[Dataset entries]
---
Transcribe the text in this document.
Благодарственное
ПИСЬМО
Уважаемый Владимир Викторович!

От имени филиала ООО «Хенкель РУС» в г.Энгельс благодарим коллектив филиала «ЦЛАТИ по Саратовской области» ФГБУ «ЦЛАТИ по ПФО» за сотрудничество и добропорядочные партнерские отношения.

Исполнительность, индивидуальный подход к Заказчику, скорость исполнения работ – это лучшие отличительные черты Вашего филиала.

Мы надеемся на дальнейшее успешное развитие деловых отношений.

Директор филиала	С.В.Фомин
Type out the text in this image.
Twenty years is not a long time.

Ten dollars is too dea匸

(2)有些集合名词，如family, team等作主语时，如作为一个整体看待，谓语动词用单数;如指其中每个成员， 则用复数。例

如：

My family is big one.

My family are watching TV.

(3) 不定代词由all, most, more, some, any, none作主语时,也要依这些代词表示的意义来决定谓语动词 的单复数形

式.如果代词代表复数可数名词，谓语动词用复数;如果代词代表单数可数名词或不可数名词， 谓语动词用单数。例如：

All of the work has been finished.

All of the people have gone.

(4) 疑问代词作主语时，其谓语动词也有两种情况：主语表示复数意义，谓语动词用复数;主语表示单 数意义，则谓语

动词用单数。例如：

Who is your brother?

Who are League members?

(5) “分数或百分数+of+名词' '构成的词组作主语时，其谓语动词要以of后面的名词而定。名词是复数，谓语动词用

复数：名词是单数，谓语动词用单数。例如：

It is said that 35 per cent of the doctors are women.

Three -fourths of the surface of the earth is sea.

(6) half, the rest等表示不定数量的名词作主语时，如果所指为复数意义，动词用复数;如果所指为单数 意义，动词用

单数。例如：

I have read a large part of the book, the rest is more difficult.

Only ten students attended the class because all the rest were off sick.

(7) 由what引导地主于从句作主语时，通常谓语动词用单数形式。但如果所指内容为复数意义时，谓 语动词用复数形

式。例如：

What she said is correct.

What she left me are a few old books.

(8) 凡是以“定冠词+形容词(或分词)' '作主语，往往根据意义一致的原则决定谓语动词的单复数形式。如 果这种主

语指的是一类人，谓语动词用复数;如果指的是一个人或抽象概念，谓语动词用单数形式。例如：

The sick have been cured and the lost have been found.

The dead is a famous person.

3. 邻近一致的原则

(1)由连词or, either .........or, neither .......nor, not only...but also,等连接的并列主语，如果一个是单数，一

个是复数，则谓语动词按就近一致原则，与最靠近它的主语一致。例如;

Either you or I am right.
---
Requirements ▸ Copy out exactly the lines running from the line with "Type out the text in this image." to the end of the records, inclusive.

Correct answer ▸
Type out the text in this image.
Twenty years is not a long time.

Ten dollars is too dea匸

(2)有些集合名词，如family, team等作主语时，如作为一个整体看待，谓语动词用单数;如指其中每个成员， 则用复数。例

如：

My family is big one.

My family are watching TV.

(3) 不定代词由all, most, more, some, any, none作主语时,也要依这些代词表示的意义来决定谓语动词 的单复数形

式.如果代词代表复数可数名词，谓语动词用复数;如果代词代表单数可数名词或不可数名词， 谓语动词用单数。例如：

All of the work has been finished.

All of the people have gone.

(4) 疑问代词作主语时，其谓语动词也有两种情况：主语表示复数意义，谓语动词用复数;主语表示单 数意义，则谓语

动词用单数。例如：

Who is your brother?

Who are League members?

(5) “分数或百分数+of+名词' '构成的词组作主语时，其谓语动词要以of后面的名词而定。名词是复数，谓语动词用

复数：名词是单数，谓语动词用单数。例如：

It is said that 35 per cent of the doctors are women.

Three -fourths of the surface of the earth is sea.

(6) half, the rest等表示不定数量的名词作主语时，如果所指为复数意义，动词用复数;如果所指为单数 意义，动词用

单数。例如：

I have read a large part of the book, the rest is more difficult.

Only ten students attended the class because all the rest were off sick.

(7) 由what引导地主于从句作主语时，通常谓语动词用单数形式。但如果所指内容为复数意义时，谓 语动词用复数形

式。例如：

What she said is correct.

What she left me are a few old books.

(8) 凡是以“定冠词+形容词(或分词)' '作主语，往往根据意义一致的原则决定谓语动词的单复数形式。如 果这种主

语指的是一类人，谓语动词用复数;如果指的是一个人或抽象概念，谓语动词用单数形式。例如：

The sick have been cured and the lost have been found.

The dead is a famous person.

3. 邻近一致的原则

(1)由连词or, either .........or, neither .......nor, not only...but also,等连接的并列主语，如果一个是单数，一

个是复数，则谓语动词按就近一致原则，与最靠近它的主语一致。例如;

Either you or I am right.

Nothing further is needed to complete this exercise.